## Written task
Copy all lines holding the word "путешествия" from the entries.

## Data provided
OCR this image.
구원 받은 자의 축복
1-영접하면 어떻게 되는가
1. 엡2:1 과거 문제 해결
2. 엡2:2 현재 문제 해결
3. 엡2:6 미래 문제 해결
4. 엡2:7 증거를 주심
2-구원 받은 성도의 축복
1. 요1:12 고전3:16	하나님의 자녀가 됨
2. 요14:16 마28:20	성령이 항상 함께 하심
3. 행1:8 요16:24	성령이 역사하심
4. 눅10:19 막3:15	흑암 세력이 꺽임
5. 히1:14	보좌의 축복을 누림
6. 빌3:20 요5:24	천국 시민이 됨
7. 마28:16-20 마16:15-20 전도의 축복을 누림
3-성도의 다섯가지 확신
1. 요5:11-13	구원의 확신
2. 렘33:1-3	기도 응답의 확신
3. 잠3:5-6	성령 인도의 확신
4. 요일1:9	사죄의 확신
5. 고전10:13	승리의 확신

==

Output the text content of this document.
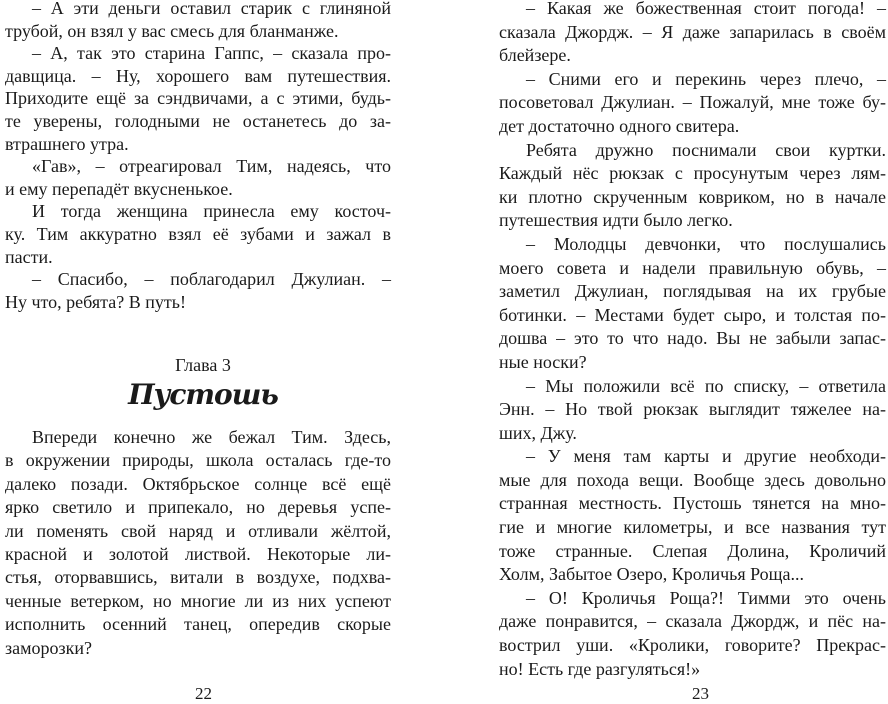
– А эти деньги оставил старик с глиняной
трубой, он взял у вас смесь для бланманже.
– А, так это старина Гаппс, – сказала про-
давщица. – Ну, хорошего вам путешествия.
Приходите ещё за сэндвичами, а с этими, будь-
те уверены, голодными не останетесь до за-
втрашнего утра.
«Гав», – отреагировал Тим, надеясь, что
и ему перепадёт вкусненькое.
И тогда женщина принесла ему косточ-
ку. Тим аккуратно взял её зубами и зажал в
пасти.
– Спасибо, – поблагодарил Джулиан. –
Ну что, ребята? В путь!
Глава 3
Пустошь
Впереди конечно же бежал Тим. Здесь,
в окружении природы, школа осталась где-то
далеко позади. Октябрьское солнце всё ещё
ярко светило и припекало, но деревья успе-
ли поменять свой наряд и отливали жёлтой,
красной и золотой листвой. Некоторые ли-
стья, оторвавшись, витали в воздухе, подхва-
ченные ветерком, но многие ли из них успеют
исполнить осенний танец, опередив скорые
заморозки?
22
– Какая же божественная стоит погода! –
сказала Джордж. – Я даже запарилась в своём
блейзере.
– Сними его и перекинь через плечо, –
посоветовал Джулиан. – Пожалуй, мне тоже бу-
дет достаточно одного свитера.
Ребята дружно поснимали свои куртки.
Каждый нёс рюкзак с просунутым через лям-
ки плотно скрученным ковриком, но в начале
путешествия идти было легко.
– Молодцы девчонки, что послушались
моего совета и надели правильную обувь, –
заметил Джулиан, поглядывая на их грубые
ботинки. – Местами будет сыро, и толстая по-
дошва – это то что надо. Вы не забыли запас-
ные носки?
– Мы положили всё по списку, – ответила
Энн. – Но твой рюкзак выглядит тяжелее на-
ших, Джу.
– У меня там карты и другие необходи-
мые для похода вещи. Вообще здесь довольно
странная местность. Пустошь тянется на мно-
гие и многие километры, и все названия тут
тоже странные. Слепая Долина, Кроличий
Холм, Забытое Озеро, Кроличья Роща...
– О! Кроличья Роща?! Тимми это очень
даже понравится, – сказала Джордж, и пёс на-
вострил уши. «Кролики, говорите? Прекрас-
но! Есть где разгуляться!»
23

## Answer for this exercise
давщица. – Ну, хорошего вам путешествия.
путешествия идти было легко.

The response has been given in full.